요청 내용:
아래 행을 하나도 빠짐없이 글자 그대로 다시 적되, 그림은 빼 주세요.

제공 자료:

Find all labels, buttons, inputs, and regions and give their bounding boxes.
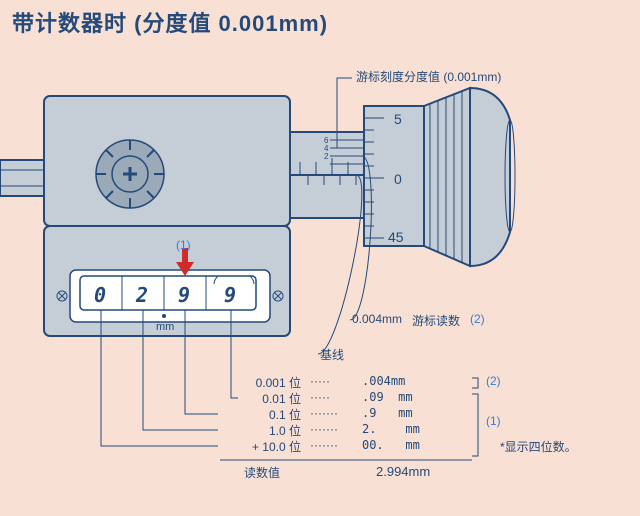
row1-val: .09 mm: [362, 390, 413, 404]
row2-dots: ·······: [310, 406, 338, 420]
vernier-2: 2: [324, 152, 329, 161]
row2-val: .9 mm: [362, 406, 413, 420]
digit-0: 0: [94, 283, 106, 307]
spindle-shaft: [0, 160, 45, 196]
row0-marker: (2): [486, 374, 501, 388]
row3-val: 2. mm: [362, 422, 420, 436]
row3-dots: ·······: [310, 422, 338, 436]
thimble-grip: [424, 88, 470, 266]
marker-1-top: (1): [176, 238, 191, 252]
row1-place: 0.01 位: [241, 390, 301, 407]
ratchet-knob: [96, 140, 164, 208]
row4-dots: ·······: [310, 438, 338, 452]
row4-val: 00. mm: [362, 438, 420, 452]
row1-dots: ·····: [310, 390, 330, 404]
thimble-5: 5: [394, 111, 402, 127]
thimble-45: 45: [388, 229, 404, 245]
result-label: 读数值: [244, 464, 280, 481]
digit-2: 9: [178, 283, 190, 307]
vernier-reading-value: 0.004mm: [352, 312, 402, 326]
end-cap: [470, 88, 510, 266]
row4-place: + 10.0 位: [220, 438, 301, 455]
thimble-0: 0: [394, 171, 402, 187]
result-value: 2.994mm: [376, 464, 430, 479]
mm-label: mm: [156, 321, 174, 333]
marker-2-right: (2): [470, 312, 485, 326]
micrometer-body: [44, 96, 290, 226]
row0-place: 0.001 位: [241, 374, 301, 391]
row-marker-1: (1): [486, 414, 501, 428]
footnote: *显示四位数。: [500, 438, 577, 455]
row0-val: .004mm: [362, 374, 405, 388]
row0-dots: ·····: [310, 374, 330, 388]
baseline-label: 基线: [320, 346, 344, 363]
row2-place: 0.1 位: [241, 406, 301, 423]
digit-3: 9: [224, 283, 236, 307]
row3-place: 1.0 位: [241, 422, 301, 439]
vernier-scale-label: 游标刻度分度值 (0.001mm): [356, 68, 501, 85]
digit-1: 2: [135, 283, 148, 307]
vernier-reading-label: 游标读数: [412, 312, 460, 329]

전체 결과:
Find all labels, buttons, inputs, and regions and give their bounding boxes.
row1-val: .09 mm: [362, 390, 413, 404]
row2-dots: ·······: [310, 406, 338, 420]
vernier-2: 2: [324, 152, 329, 161]
row2-val: .9 mm: [362, 406, 413, 420]
digit-0: 0: [94, 283, 106, 307]
spindle-shaft: [0, 160, 45, 196]
row0-marker: (2): [486, 374, 501, 388]
row3-val: 2. mm: [362, 422, 420, 436]
row3-dots: ·······: [310, 422, 338, 436]
thimble-grip: [424, 88, 470, 266]
marker-1-top: (1): [176, 238, 191, 252]
row1-place: 0.01 位: [241, 390, 301, 407]
ratchet-knob: [96, 140, 164, 208]
row4-dots: ·······: [310, 438, 338, 452]
row4-val: 00. mm: [362, 438, 420, 452]
row1-dots: ·····: [310, 390, 330, 404]
thimble-5: 5: [394, 111, 402, 127]
thimble-45: 45: [388, 229, 404, 245]
result-label: 读数值: [244, 464, 280, 481]
digit-2: 9: [178, 283, 190, 307]
vernier-reading-value: 0.004mm: [352, 312, 402, 326]
end-cap: [470, 88, 510, 266]
row4-place: + 10.0 位: [220, 438, 301, 455]
thimble-0: 0: [394, 171, 402, 187]
result-value: 2.994mm: [376, 464, 430, 479]
mm-label: mm: [156, 321, 174, 333]
marker-2-right: (2): [470, 312, 485, 326]
micrometer-body: [44, 96, 290, 226]
row0-place: 0.001 位: [241, 374, 301, 391]
row-marker-1: (1): [486, 414, 501, 428]
footnote: *显示四位数。: [500, 438, 577, 455]
row0-val: .004mm: [362, 374, 405, 388]
row0-dots: ·····: [310, 374, 330, 388]
baseline-label: 基线: [320, 346, 344, 363]
row2-place: 0.1 位: [241, 406, 301, 423]
digit-3: 9: [224, 283, 236, 307]
row3-place: 1.0 位: [241, 422, 301, 439]
vernier-scale-label: 游标刻度分度值 (0.001mm): [356, 68, 501, 85]
digit-1: 2: [135, 283, 148, 307]
vernier-reading-label: 游标读数: [412, 312, 460, 329]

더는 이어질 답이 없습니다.